▸ **Exercise**
From the entries below, copy every line where the string "vSphere" appears.

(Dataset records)
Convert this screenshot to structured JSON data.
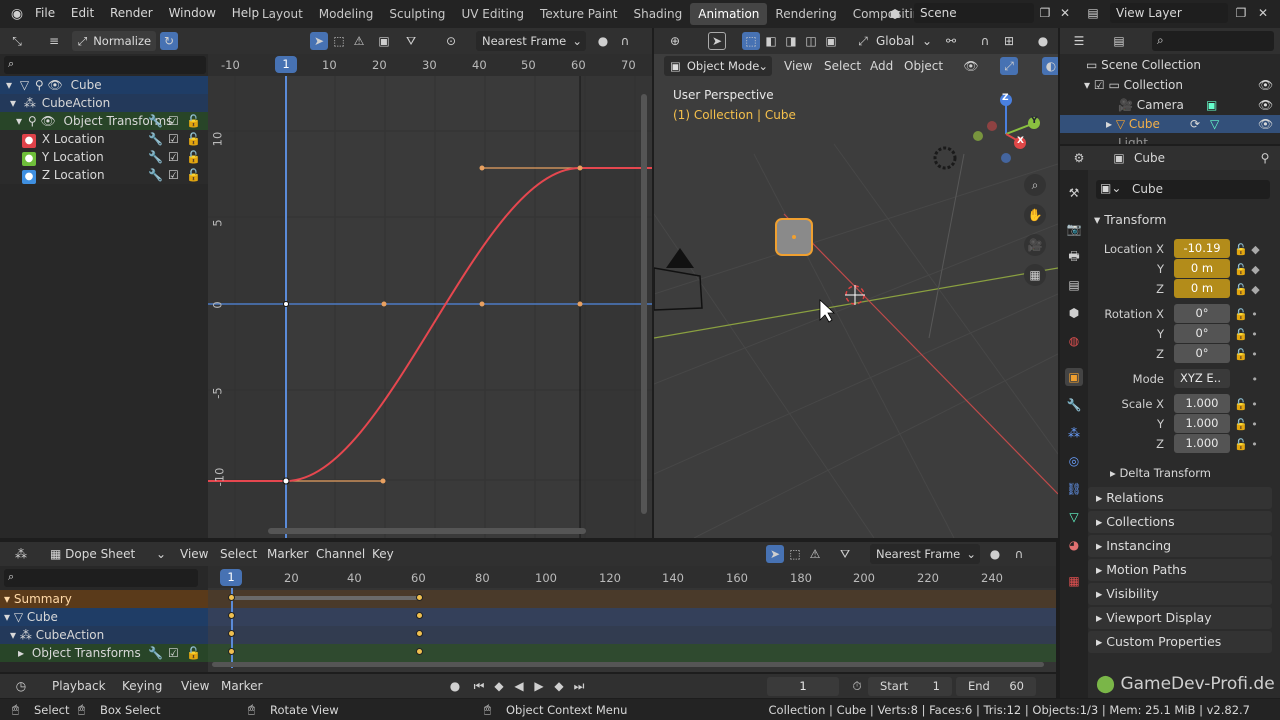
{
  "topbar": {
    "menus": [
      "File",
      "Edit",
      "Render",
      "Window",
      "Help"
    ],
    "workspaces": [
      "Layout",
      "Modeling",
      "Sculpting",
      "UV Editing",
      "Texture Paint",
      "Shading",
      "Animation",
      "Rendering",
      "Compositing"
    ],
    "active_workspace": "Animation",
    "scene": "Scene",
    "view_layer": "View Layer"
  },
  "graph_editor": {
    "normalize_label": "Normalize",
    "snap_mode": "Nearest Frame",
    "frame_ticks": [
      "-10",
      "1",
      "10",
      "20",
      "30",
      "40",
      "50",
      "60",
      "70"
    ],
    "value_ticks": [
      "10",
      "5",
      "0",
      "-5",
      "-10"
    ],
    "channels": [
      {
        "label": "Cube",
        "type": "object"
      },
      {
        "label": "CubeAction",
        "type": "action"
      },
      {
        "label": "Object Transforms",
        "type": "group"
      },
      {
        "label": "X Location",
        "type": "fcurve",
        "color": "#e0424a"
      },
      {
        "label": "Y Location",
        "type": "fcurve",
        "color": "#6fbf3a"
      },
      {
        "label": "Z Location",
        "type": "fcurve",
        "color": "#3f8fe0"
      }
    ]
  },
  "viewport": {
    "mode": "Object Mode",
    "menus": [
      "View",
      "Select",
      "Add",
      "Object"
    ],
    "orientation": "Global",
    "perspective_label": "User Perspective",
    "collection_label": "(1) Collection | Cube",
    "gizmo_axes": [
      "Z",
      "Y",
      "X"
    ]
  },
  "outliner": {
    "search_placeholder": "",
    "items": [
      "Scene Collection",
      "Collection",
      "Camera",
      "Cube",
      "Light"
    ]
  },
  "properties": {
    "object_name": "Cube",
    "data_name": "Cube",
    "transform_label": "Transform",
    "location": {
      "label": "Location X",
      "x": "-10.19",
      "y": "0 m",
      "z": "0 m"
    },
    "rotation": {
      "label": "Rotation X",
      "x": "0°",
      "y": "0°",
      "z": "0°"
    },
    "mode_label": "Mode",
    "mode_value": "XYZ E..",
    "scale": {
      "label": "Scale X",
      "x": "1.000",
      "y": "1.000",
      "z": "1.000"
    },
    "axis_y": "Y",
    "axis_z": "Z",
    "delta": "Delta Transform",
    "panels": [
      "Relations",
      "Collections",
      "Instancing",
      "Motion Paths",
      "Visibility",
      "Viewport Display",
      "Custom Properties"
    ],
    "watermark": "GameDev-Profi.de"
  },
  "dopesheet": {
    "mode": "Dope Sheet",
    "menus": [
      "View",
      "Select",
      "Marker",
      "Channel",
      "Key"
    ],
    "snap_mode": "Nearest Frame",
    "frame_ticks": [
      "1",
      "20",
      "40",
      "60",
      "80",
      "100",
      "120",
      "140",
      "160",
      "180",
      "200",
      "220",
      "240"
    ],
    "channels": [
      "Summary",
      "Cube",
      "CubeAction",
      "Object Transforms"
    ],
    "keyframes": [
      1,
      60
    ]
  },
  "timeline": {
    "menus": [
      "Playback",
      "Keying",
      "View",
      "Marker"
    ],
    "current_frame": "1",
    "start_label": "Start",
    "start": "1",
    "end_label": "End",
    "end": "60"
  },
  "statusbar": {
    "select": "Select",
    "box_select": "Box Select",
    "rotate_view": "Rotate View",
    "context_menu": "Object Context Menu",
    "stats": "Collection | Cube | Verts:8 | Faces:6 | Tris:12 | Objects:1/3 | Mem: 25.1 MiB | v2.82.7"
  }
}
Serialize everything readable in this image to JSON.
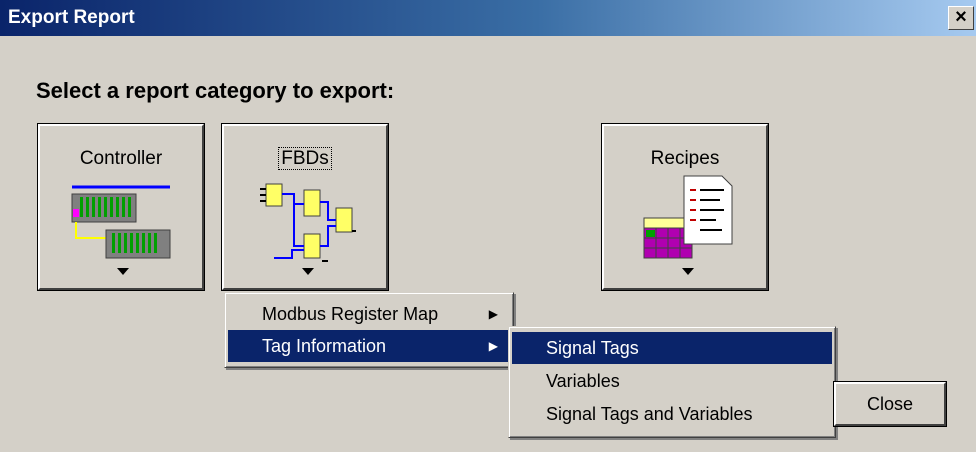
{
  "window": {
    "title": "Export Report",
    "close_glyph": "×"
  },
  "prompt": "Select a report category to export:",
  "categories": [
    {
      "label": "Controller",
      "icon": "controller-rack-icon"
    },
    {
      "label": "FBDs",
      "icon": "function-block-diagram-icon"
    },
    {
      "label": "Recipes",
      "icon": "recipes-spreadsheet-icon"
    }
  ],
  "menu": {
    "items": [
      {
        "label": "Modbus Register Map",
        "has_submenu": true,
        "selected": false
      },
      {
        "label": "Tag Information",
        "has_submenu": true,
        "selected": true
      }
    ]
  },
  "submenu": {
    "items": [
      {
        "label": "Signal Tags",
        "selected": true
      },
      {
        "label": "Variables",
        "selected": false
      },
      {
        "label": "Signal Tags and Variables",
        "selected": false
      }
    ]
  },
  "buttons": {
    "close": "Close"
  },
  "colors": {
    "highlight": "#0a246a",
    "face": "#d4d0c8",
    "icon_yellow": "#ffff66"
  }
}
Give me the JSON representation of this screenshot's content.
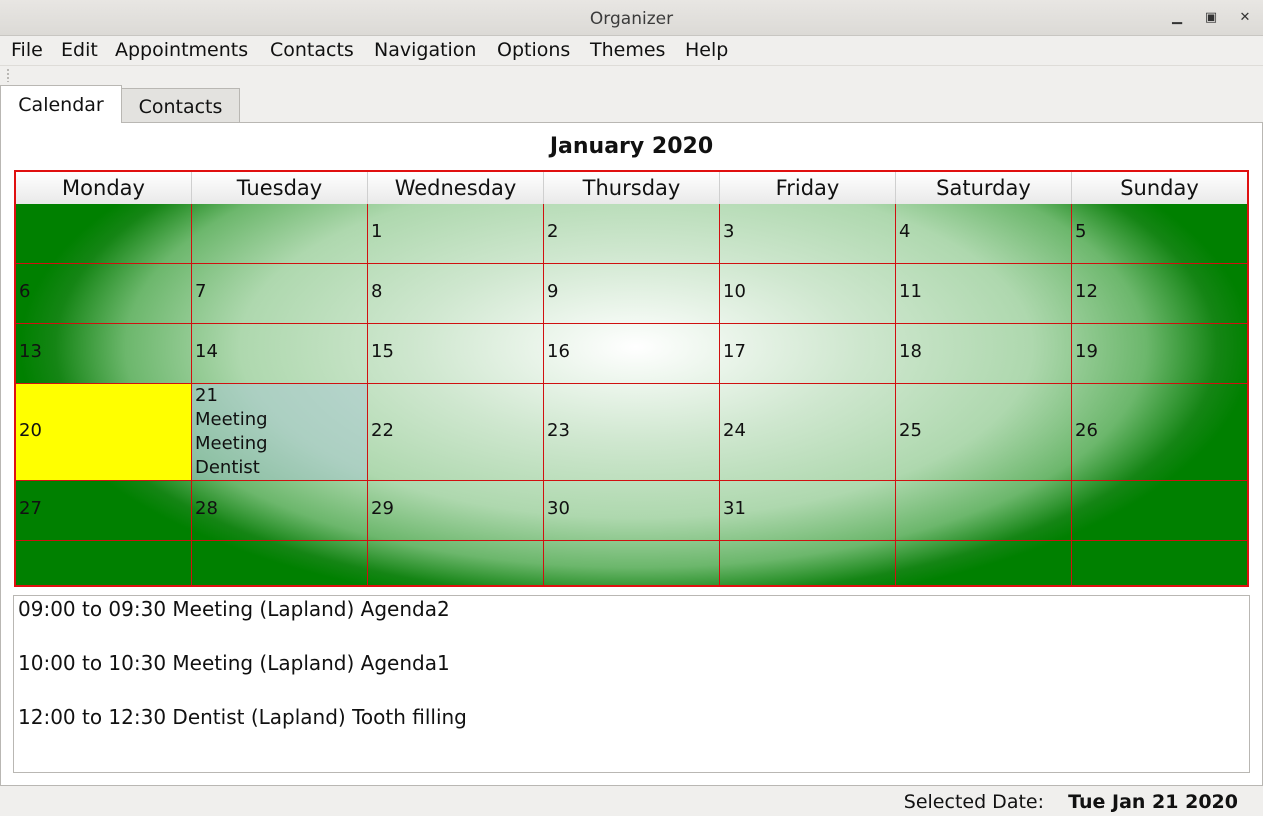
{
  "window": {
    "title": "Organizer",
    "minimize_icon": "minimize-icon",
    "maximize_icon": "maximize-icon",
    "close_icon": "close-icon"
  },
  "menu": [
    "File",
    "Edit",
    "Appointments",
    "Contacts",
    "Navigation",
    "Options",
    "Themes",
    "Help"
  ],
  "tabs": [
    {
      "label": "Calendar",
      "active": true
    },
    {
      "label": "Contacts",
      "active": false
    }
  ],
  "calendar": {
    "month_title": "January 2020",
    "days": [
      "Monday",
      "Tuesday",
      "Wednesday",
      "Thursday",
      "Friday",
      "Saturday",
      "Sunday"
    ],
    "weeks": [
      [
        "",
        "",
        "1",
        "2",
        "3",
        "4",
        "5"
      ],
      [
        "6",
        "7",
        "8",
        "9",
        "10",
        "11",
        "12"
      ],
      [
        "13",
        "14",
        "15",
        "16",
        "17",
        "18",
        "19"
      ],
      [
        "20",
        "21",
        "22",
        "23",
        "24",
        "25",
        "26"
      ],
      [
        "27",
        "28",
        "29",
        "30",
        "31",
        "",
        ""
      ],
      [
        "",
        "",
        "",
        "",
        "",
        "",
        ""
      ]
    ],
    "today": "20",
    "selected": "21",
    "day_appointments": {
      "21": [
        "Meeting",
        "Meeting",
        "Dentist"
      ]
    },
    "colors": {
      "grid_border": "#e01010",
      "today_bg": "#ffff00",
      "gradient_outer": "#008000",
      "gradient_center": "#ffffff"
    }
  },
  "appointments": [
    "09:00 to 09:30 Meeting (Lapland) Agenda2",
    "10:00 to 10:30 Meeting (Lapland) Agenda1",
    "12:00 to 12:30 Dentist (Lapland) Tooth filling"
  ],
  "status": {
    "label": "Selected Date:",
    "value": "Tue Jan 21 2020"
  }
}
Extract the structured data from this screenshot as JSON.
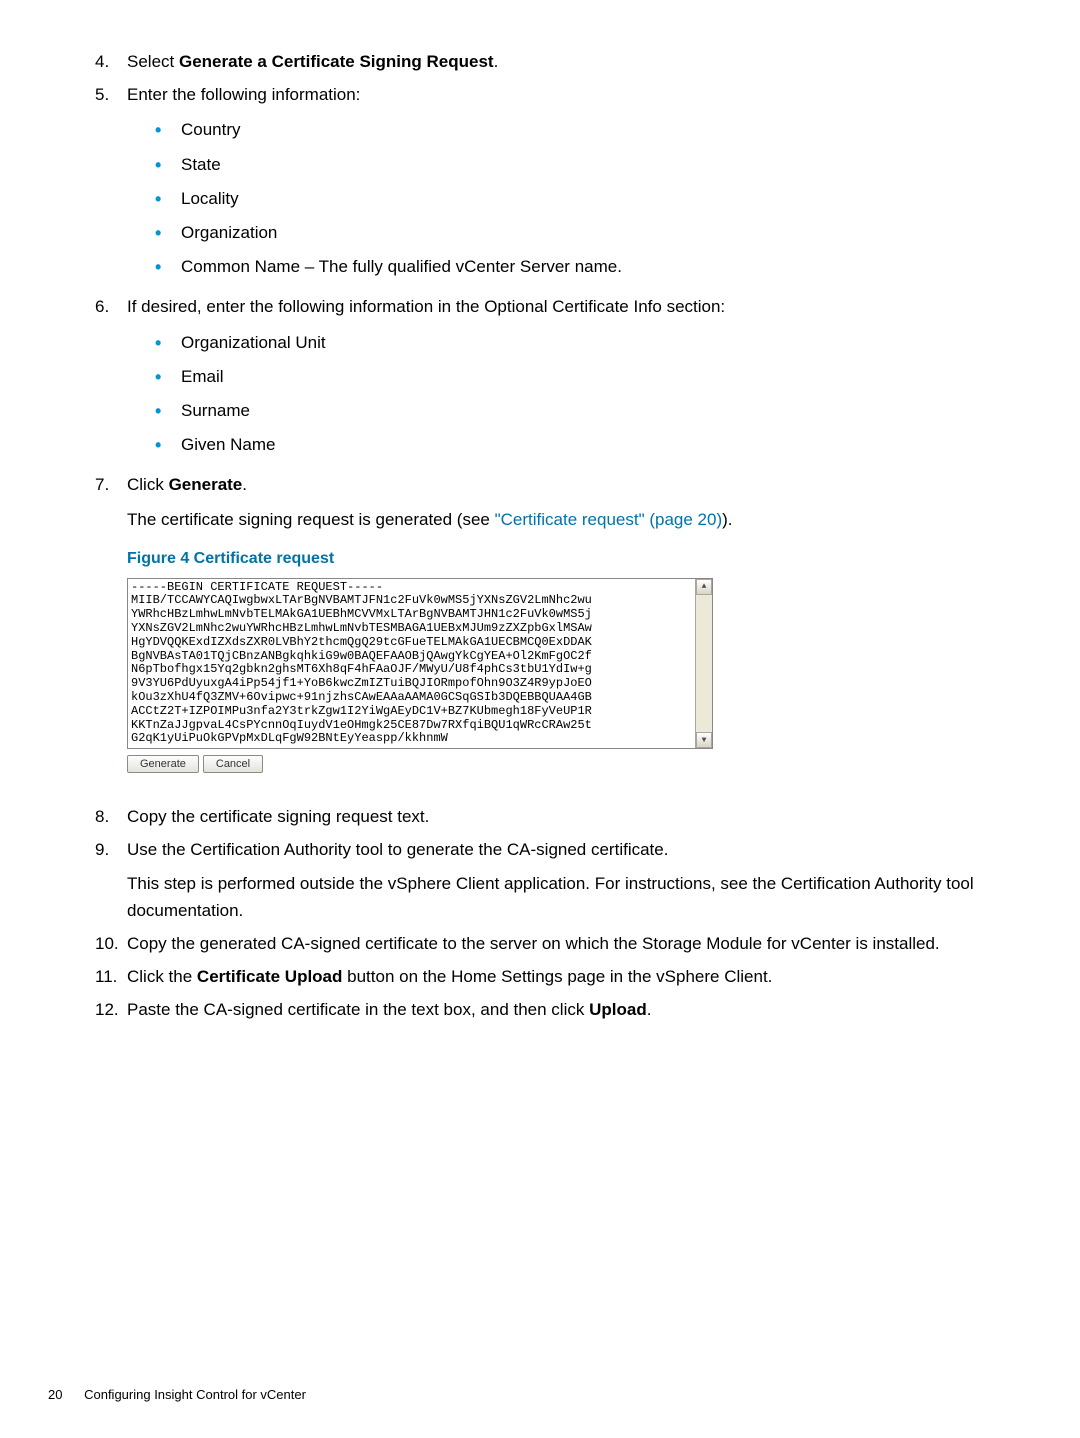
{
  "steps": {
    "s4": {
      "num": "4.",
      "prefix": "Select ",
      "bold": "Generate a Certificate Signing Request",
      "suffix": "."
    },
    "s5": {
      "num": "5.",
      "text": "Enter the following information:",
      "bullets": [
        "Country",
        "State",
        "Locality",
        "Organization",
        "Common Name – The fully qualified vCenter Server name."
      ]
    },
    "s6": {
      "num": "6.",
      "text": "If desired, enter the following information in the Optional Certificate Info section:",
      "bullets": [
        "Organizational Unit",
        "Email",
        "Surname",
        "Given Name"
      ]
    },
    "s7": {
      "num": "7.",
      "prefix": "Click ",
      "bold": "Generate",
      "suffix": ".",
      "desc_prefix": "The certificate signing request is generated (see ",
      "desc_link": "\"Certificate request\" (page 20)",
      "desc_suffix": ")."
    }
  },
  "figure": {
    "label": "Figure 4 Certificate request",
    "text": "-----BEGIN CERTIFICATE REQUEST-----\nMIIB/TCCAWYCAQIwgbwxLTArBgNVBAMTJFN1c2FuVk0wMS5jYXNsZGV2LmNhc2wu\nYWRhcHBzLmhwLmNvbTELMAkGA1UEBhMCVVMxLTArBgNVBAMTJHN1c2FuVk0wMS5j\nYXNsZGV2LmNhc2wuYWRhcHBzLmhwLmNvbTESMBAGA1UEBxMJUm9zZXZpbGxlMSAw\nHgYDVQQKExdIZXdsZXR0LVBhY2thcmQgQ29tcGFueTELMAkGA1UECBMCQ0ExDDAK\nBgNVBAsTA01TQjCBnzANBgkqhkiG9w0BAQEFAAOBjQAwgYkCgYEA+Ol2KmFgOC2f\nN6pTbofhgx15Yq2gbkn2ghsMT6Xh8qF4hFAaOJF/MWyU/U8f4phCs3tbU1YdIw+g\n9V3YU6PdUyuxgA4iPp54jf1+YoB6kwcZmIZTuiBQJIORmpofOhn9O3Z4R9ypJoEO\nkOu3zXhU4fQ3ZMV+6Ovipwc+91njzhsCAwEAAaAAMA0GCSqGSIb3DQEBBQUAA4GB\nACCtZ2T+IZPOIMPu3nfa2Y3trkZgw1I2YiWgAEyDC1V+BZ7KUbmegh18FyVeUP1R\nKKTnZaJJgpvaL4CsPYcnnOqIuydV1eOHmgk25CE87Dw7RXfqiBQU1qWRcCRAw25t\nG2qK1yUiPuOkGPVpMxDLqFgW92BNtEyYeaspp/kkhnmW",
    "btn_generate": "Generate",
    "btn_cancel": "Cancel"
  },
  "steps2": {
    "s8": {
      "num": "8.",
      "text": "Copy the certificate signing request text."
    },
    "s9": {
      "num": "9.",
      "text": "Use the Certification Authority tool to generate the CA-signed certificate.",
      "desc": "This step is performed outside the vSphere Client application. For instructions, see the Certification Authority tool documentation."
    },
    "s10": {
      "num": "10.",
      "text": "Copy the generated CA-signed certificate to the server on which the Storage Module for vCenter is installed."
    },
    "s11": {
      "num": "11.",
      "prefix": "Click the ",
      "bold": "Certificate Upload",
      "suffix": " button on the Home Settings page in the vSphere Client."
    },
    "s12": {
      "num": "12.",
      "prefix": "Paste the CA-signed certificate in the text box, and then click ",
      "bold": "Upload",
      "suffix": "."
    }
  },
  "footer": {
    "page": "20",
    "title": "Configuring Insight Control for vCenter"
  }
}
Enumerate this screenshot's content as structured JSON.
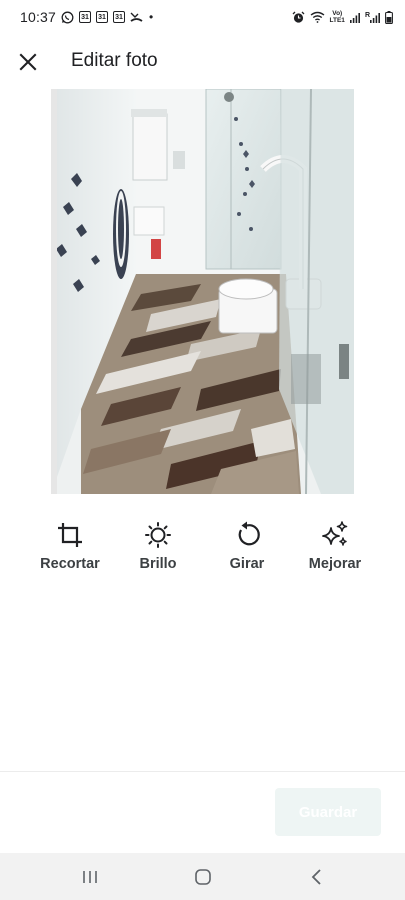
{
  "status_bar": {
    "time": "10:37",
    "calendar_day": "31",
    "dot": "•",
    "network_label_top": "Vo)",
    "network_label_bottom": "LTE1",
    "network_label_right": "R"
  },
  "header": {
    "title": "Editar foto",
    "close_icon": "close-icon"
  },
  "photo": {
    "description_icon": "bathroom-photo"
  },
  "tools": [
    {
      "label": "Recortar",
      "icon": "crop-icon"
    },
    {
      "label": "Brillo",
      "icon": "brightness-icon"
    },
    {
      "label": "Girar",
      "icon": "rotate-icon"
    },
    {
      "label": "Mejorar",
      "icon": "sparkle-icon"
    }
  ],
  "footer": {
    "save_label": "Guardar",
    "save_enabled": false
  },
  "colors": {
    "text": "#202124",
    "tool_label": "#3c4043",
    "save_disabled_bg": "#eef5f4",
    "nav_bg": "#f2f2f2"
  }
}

▸ **Solution for this problem**
      "desc": "This step is performed outside the vSphere Client application. For instructions, see the Certification Authority tool documentation."
      "suffix": " button on the Home Settings page in the vSphere Client."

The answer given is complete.